** START OF RECORDS PROVIDED **

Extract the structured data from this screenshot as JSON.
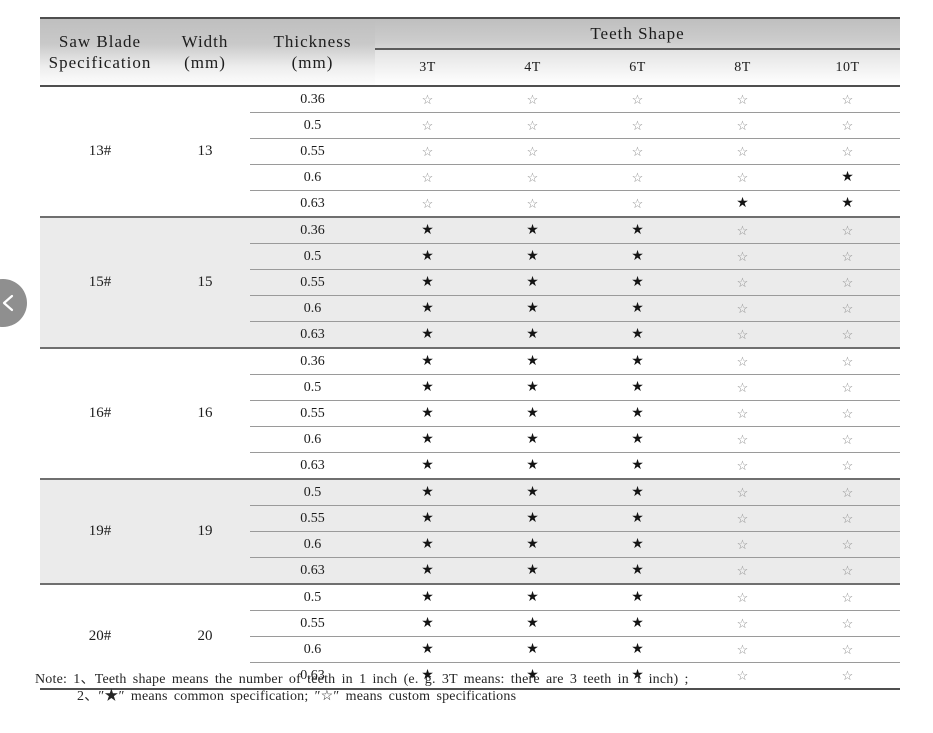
{
  "table": {
    "header": {
      "spec_line1": "Saw Blade",
      "spec_line2": "Specification",
      "width_line1": "Width",
      "width_line2": "(mm)",
      "thickness_line1": "Thickness",
      "thickness_line2": "(mm)",
      "teeth_shape": "Teeth Shape",
      "teeth_cols": [
        "3T",
        "4T",
        "6T",
        "8T",
        "10T"
      ]
    },
    "groups": [
      {
        "spec": "13#",
        "width": "13",
        "rows": [
          {
            "thickness": "0.36",
            "stars": [
              "☆",
              "☆",
              "☆",
              "☆",
              "☆"
            ]
          },
          {
            "thickness": "0.5",
            "stars": [
              "☆",
              "☆",
              "☆",
              "☆",
              "☆"
            ]
          },
          {
            "thickness": "0.55",
            "stars": [
              "☆",
              "☆",
              "☆",
              "☆",
              "☆"
            ]
          },
          {
            "thickness": "0.6",
            "stars": [
              "☆",
              "☆",
              "☆",
              "☆",
              "★"
            ]
          },
          {
            "thickness": "0.63",
            "stars": [
              "☆",
              "☆",
              "☆",
              "★",
              "★"
            ]
          }
        ]
      },
      {
        "spec": "15#",
        "width": "15",
        "rows": [
          {
            "thickness": "0.36",
            "stars": [
              "★",
              "★",
              "★",
              "☆",
              "☆"
            ]
          },
          {
            "thickness": "0.5",
            "stars": [
              "★",
              "★",
              "★",
              "☆",
              "☆"
            ]
          },
          {
            "thickness": "0.55",
            "stars": [
              "★",
              "★",
              "★",
              "☆",
              "☆"
            ]
          },
          {
            "thickness": "0.6",
            "stars": [
              "★",
              "★",
              "★",
              "☆",
              "☆"
            ]
          },
          {
            "thickness": "0.63",
            "stars": [
              "★",
              "★",
              "★",
              "☆",
              "☆"
            ]
          }
        ]
      },
      {
        "spec": "16#",
        "width": "16",
        "rows": [
          {
            "thickness": "0.36",
            "stars": [
              "★",
              "★",
              "★",
              "☆",
              "☆"
            ]
          },
          {
            "thickness": "0.5",
            "stars": [
              "★",
              "★",
              "★",
              "☆",
              "☆"
            ]
          },
          {
            "thickness": "0.55",
            "stars": [
              "★",
              "★",
              "★",
              "☆",
              "☆"
            ]
          },
          {
            "thickness": "0.6",
            "stars": [
              "★",
              "★",
              "★",
              "☆",
              "☆"
            ]
          },
          {
            "thickness": "0.63",
            "stars": [
              "★",
              "★",
              "★",
              "☆",
              "☆"
            ]
          }
        ]
      },
      {
        "spec": "19#",
        "width": "19",
        "rows": [
          {
            "thickness": "0.5",
            "stars": [
              "★",
              "★",
              "★",
              "☆",
              "☆"
            ]
          },
          {
            "thickness": "0.55",
            "stars": [
              "★",
              "★",
              "★",
              "☆",
              "☆"
            ]
          },
          {
            "thickness": "0.6",
            "stars": [
              "★",
              "★",
              "★",
              "☆",
              "☆"
            ]
          },
          {
            "thickness": "0.63",
            "stars": [
              "★",
              "★",
              "★",
              "☆",
              "☆"
            ]
          }
        ]
      },
      {
        "spec": "20#",
        "width": "20",
        "rows": [
          {
            "thickness": "0.5",
            "stars": [
              "★",
              "★",
              "★",
              "☆",
              "☆"
            ]
          },
          {
            "thickness": "0.55",
            "stars": [
              "★",
              "★",
              "★",
              "☆",
              "☆"
            ]
          },
          {
            "thickness": "0.6",
            "stars": [
              "★",
              "★",
              "★",
              "☆",
              "☆"
            ]
          },
          {
            "thickness": "0.63",
            "stars": [
              "★",
              "★",
              "★",
              "☆",
              "☆"
            ]
          }
        ]
      }
    ]
  },
  "legend": {
    "common_symbol": "★",
    "common_meaning": "common specification",
    "custom_symbol": "☆",
    "custom_meaning": "custom specifications"
  },
  "notes": {
    "line1": "Note: 1、Teeth shape means the number of teeth in 1 inch (e. g.  3T   means: there are 3 teeth in 1 inch) ;",
    "line2": "2、″★″ means common specification;  ″☆″ means custom specifications"
  },
  "icons": {
    "carousel_prev": "chevron-left"
  },
  "colors": {
    "header_gradient_top": "#bfbfbf",
    "shaded_group_row": "#ebebeb",
    "star_filled": "#141414",
    "star_hollow": "#8f8f8f",
    "carousel_button": "#8f8f8f"
  }
}
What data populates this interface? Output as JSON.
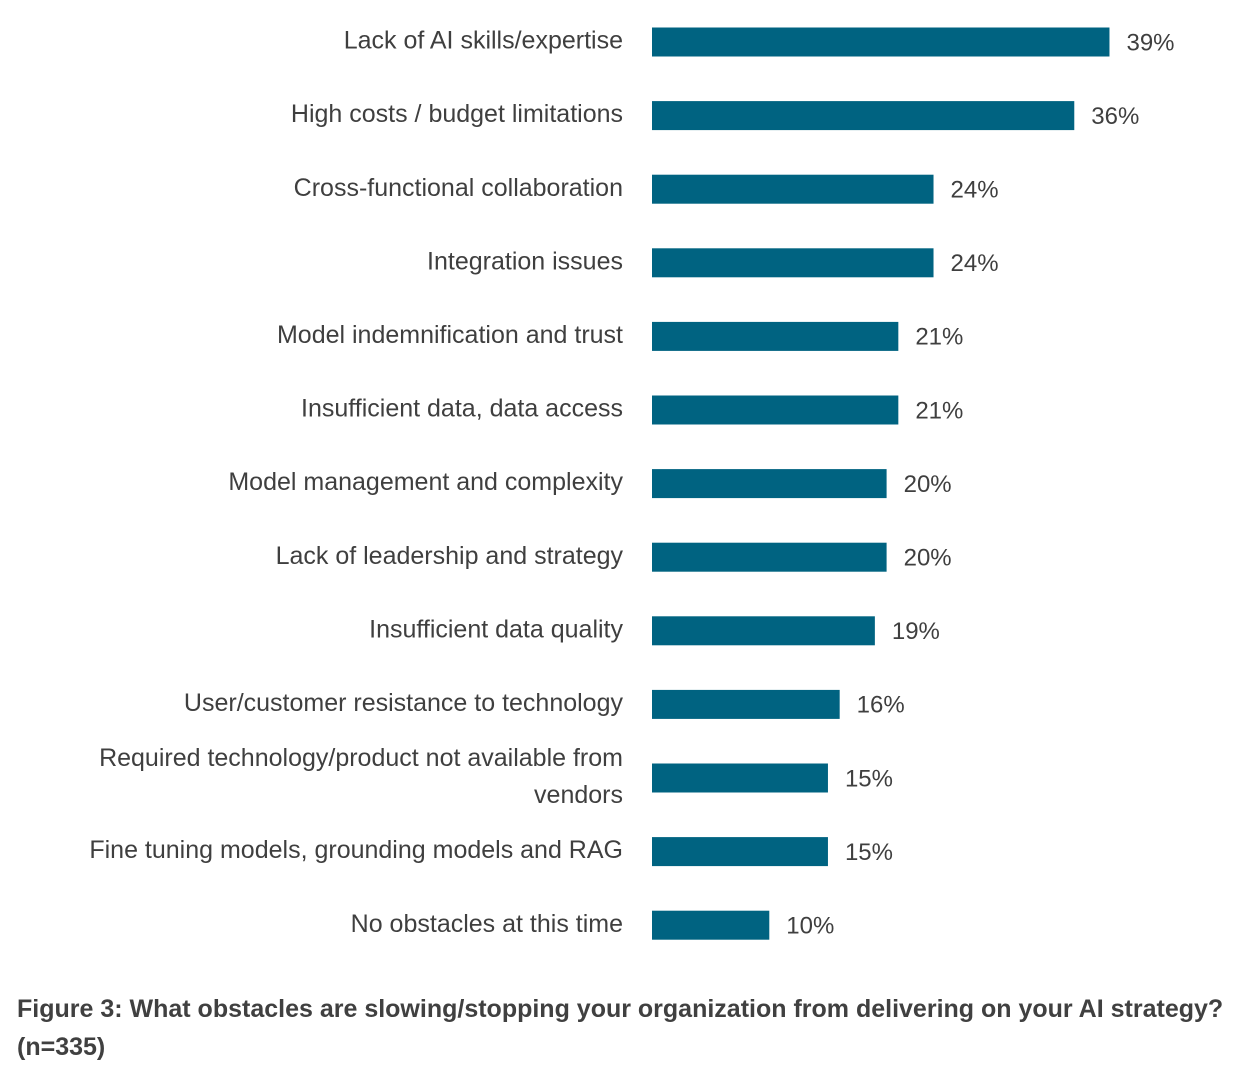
{
  "chart_data": {
    "type": "bar",
    "orientation": "horizontal",
    "categories": [
      "Lack of AI skills/expertise",
      "High costs / budget limitations",
      "Cross-functional collaboration",
      "Integration issues",
      "Model indemnification and trust",
      "Insufficient data, data access",
      "Model management and complexity",
      "Lack of leadership and strategy",
      "Insufficient data quality",
      "User/customer resistance to technology",
      "Required technology/product not available from vendors",
      "Fine tuning models, grounding models and RAG",
      "No obstacles at this time"
    ],
    "values": [
      39,
      36,
      24,
      24,
      21,
      21,
      20,
      20,
      19,
      16,
      15,
      15,
      10
    ],
    "value_labels": [
      "39%",
      "36%",
      "24%",
      "24%",
      "21%",
      "21%",
      "20%",
      "20%",
      "19%",
      "16%",
      "15%",
      "15%",
      "10%"
    ],
    "bar_color": "#006381",
    "text_color": "#3f3f3f",
    "xlim": [
      0,
      40
    ],
    "grid": false,
    "legend": "none",
    "title": "",
    "xlabel": "",
    "ylabel": ""
  },
  "caption": "Figure 3: What obstacles are slowing/stopping your organization from delivering on your AI strategy? (n=335)"
}
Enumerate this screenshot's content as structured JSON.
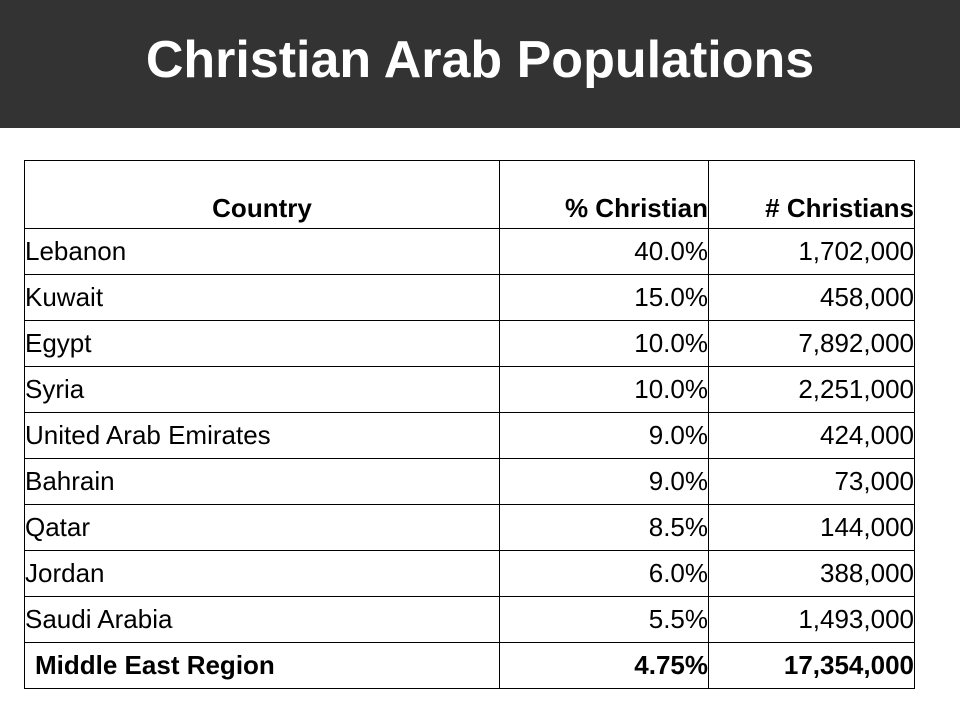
{
  "title": "Christian Arab Populations",
  "table": {
    "headers": [
      "Country",
      "% Christian",
      "# Christians"
    ],
    "rows": [
      {
        "country": "Lebanon",
        "pct": "40.0%",
        "num": "1,702,000"
      },
      {
        "country": "Kuwait",
        "pct": "15.0%",
        "num": "458,000"
      },
      {
        "country": "Egypt",
        "pct": "10.0%",
        "num": "7,892,000"
      },
      {
        "country": "Syria",
        "pct": "10.0%",
        "num": "2,251,000"
      },
      {
        "country": "United Arab Emirates",
        "pct": "9.0%",
        "num": "424,000"
      },
      {
        "country": "Bahrain",
        "pct": "9.0%",
        "num": "73,000"
      },
      {
        "country": "Qatar",
        "pct": "8.5%",
        "num": "144,000"
      },
      {
        "country": "Jordan",
        "pct": "6.0%",
        "num": "388,000"
      },
      {
        "country": "Saudi Arabia",
        "pct": "5.5%",
        "num": "1,493,000"
      }
    ],
    "total": {
      "country": "Middle East Region",
      "pct": "4.75%",
      "num": "17,354,000"
    }
  },
  "colors": {
    "title_bar": "#333333",
    "title_text": "#ffffff",
    "border": "#000000"
  }
}
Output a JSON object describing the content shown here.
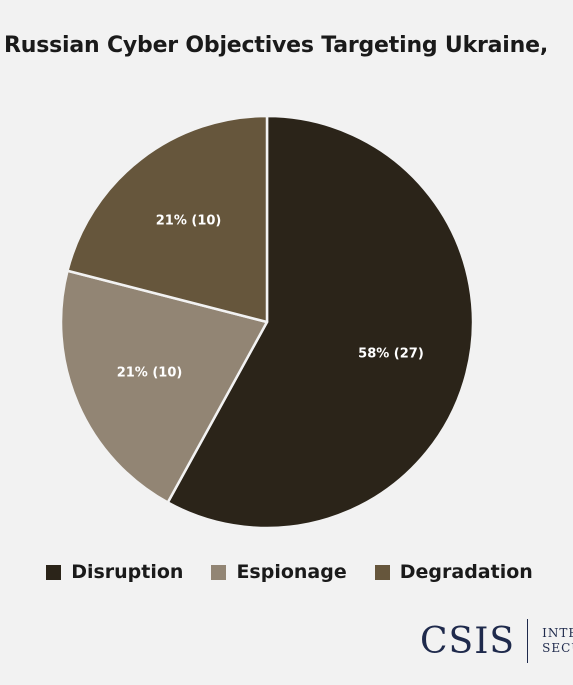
{
  "chart_data": {
    "type": "pie",
    "title": ": Russian Cyber Objectives Targeting Ukraine, ",
    "slices": [
      {
        "label": "Disruption",
        "percent": 58,
        "count": 27,
        "value_label": "58% (27)",
        "color": "#2b2419"
      },
      {
        "label": "Espionage",
        "percent": 21,
        "count": 10,
        "value_label": "21% (10)",
        "color": "#928574"
      },
      {
        "label": "Degradation",
        "percent": 21,
        "count": 10,
        "value_label": "21% (10)",
        "color": "#66563c"
      }
    ],
    "legend_position": "bottom"
  },
  "logo": {
    "text": "CSIS",
    "sub_line1": "INTE",
    "sub_line2": "SECU"
  }
}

** END OF RECORDS PROVIDED **

INSTRUCTION: Give the data again exactly as written, with all pictures left out.

REPLY TO THE EXERCISE:
Extract the structured data from this screenshot as JSON.
{
  "table": {
    "header": {
      "spec_line1": "Saw Blade",
      "spec_line2": "Specification",
      "width_line1": "Width",
      "width_line2": "(mm)",
      "thickness_line1": "Thickness",
      "thickness_line2": "(mm)",
      "teeth_shape": "Teeth Shape",
      "teeth_cols": [
        "3T",
        "4T",
        "6T",
        "8T",
        "10T"
      ]
    },
    "groups": [
      {
        "spec": "13#",
        "width": "13",
        "rows": [
          {
            "thickness": "0.36",
            "stars": [
              "☆",
              "☆",
              "☆",
              "☆",
              "☆"
            ]
          },
          {
            "thickness": "0.5",
            "stars": [
              "☆",
              "☆",
              "☆",
              "☆",
              "☆"
            ]
          },
          {
            "thickness": "0.55",
            "stars": [
              "☆",
              "☆",
              "☆",
              "☆",
              "☆"
            ]
          },
          {
            "thickness": "0.6",
            "stars": [
              "☆",
              "☆",
              "☆",
              "☆",
              "★"
            ]
          },
          {
            "thickness": "0.63",
            "stars": [
              "☆",
              "☆",
              "☆",
              "★",
              "★"
            ]
          }
        ]
      },
      {
        "spec": "15#",
        "width": "15",
        "rows": [
          {
            "thickness": "0.36",
            "stars": [
              "★",
              "★",
              "★",
              "☆",
              "☆"
            ]
          },
          {
            "thickness": "0.5",
            "stars": [
              "★",
              "★",
              "★",
              "☆",
              "☆"
            ]
          },
          {
            "thickness": "0.55",
            "stars": [
              "★",
              "★",
              "★",
              "☆",
              "☆"
            ]
          },
          {
            "thickness": "0.6",
            "stars": [
              "★",
              "★",
              "★",
              "☆",
              "☆"
            ]
          },
          {
            "thickness": "0.63",
            "stars": [
              "★",
              "★",
              "★",
              "☆",
              "☆"
            ]
          }
        ]
      },
      {
        "spec": "16#",
        "width": "16",
        "rows": [
          {
            "thickness": "0.36",
            "stars": [
              "★",
              "★",
              "★",
              "☆",
              "☆"
            ]
          },
          {
            "thickness": "0.5",
            "stars": [
              "★",
              "★",
              "★",
              "☆",
              "☆"
            ]
          },
          {
            "thickness": "0.55",
            "stars": [
              "★",
              "★",
              "★",
              "☆",
              "☆"
            ]
          },
          {
            "thickness": "0.6",
            "stars": [
              "★",
              "★",
              "★",
              "☆",
              "☆"
            ]
          },
          {
            "thickness": "0.63",
            "stars": [
              "★",
              "★",
              "★",
              "☆",
              "☆"
            ]
          }
        ]
      },
      {
        "spec": "19#",
        "width": "19",
        "rows": [
          {
            "thickness": "0.5",
            "stars": [
              "★",
              "★",
              "★",
              "☆",
              "☆"
            ]
          },
          {
            "thickness": "0.55",
            "stars": [
              "★",
              "★",
              "★",
              "☆",
              "☆"
            ]
          },
          {
            "thickness": "0.6",
            "stars": [
              "★",
              "★",
              "★",
              "☆",
              "☆"
            ]
          },
          {
            "thickness": "0.63",
            "stars": [
              "★",
              "★",
              "★",
              "☆",
              "☆"
            ]
          }
        ]
      },
      {
        "spec": "20#",
        "width": "20",
        "rows": [
          {
            "thickness": "0.5",
            "stars": [
              "★",
              "★",
              "★",
              "☆",
              "☆"
            ]
          },
          {
            "thickness": "0.55",
            "stars": [
              "★",
              "★",
              "★",
              "☆",
              "☆"
            ]
          },
          {
            "thickness": "0.6",
            "stars": [
              "★",
              "★",
              "★",
              "☆",
              "☆"
            ]
          },
          {
            "thickness": "0.63",
            "stars": [
              "★",
              "★",
              "★",
              "☆",
              "☆"
            ]
          }
        ]
      }
    ]
  },
  "legend": {
    "common_symbol": "★",
    "common_meaning": "common specification",
    "custom_symbol": "☆",
    "custom_meaning": "custom specifications"
  },
  "notes": {
    "line1": "Note: 1、Teeth shape means the number of teeth in 1 inch (e. g.  3T   means: there are 3 teeth in 1 inch) ;",
    "line2": "2、″★″ means common specification;  ″☆″ means custom specifications"
  },
  "icons": {
    "carousel_prev": "chevron-left"
  },
  "colors": {
    "header_gradient_top": "#bfbfbf",
    "shaded_group_row": "#ebebeb",
    "star_filled": "#141414",
    "star_hollow": "#8f8f8f",
    "carousel_button": "#8f8f8f"
  }
}
What data populates this interface? Output as JSON.
{
  "chart_data": {
    "type": "bar",
    "orientation": "horizontal",
    "categories": [
      "Lack of AI skills/expertise",
      "High costs / budget limitations",
      "Cross-functional collaboration",
      "Integration issues",
      "Model indemnification and trust",
      "Insufficient data, data access",
      "Model management and complexity",
      "Lack of leadership and strategy",
      "Insufficient data quality",
      "User/customer resistance to technology",
      "Required technology/product not available from vendors",
      "Fine tuning models, grounding models and RAG",
      "No obstacles at this time"
    ],
    "values": [
      39,
      36,
      24,
      24,
      21,
      21,
      20,
      20,
      19,
      16,
      15,
      15,
      10
    ],
    "value_labels": [
      "39%",
      "36%",
      "24%",
      "24%",
      "21%",
      "21%",
      "20%",
      "20%",
      "19%",
      "16%",
      "15%",
      "15%",
      "10%"
    ],
    "bar_color": "#006381",
    "text_color": "#3f3f3f",
    "xlim": [
      0,
      40
    ],
    "grid": false,
    "legend": "none",
    "title": "",
    "xlabel": "",
    "ylabel": ""
  },
  "caption": "Figure 3: What obstacles are slowing/stopping your organization from delivering on your AI strategy? (n=335)"
}
Enumerate this screenshot's content as structured JSON.
{
  "title": "Christian Arab Populations",
  "table": {
    "headers": [
      "Country",
      "% Christian",
      "# Christians"
    ],
    "rows": [
      {
        "country": "Lebanon",
        "pct": "40.0%",
        "num": "1,702,000"
      },
      {
        "country": "Kuwait",
        "pct": "15.0%",
        "num": "458,000"
      },
      {
        "country": "Egypt",
        "pct": "10.0%",
        "num": "7,892,000"
      },
      {
        "country": "Syria",
        "pct": "10.0%",
        "num": "2,251,000"
      },
      {
        "country": "United Arab Emirates",
        "pct": "9.0%",
        "num": "424,000"
      },
      {
        "country": "Bahrain",
        "pct": "9.0%",
        "num": "73,000"
      },
      {
        "country": "Qatar",
        "pct": "8.5%",
        "num": "144,000"
      },
      {
        "country": "Jordan",
        "pct": "6.0%",
        "num": "388,000"
      },
      {
        "country": "Saudi Arabia",
        "pct": "5.5%",
        "num": "1,493,000"
      }
    ],
    "total": {
      "country": "Middle East Region",
      "pct": "4.75%",
      "num": "17,354,000"
    }
  },
  "colors": {
    "title_bar": "#333333",
    "title_text": "#ffffff",
    "border": "#000000"
  }
}
Output a JSON object describing the content shown here.
{
  "chart_data": {
    "type": "pie",
    "title": ": Russian Cyber Objectives Targeting Ukraine, ",
    "slices": [
      {
        "label": "Disruption",
        "percent": 58,
        "count": 27,
        "value_label": "58% (27)",
        "color": "#2b2419"
      },
      {
        "label": "Espionage",
        "percent": 21,
        "count": 10,
        "value_label": "21% (10)",
        "color": "#928574"
      },
      {
        "label": "Degradation",
        "percent": 21,
        "count": 10,
        "value_label": "21% (10)",
        "color": "#66563c"
      }
    ],
    "legend_position": "bottom"
  },
  "logo": {
    "text": "CSIS",
    "sub_line1": "INTE",
    "sub_line2": "SECU"
  }
}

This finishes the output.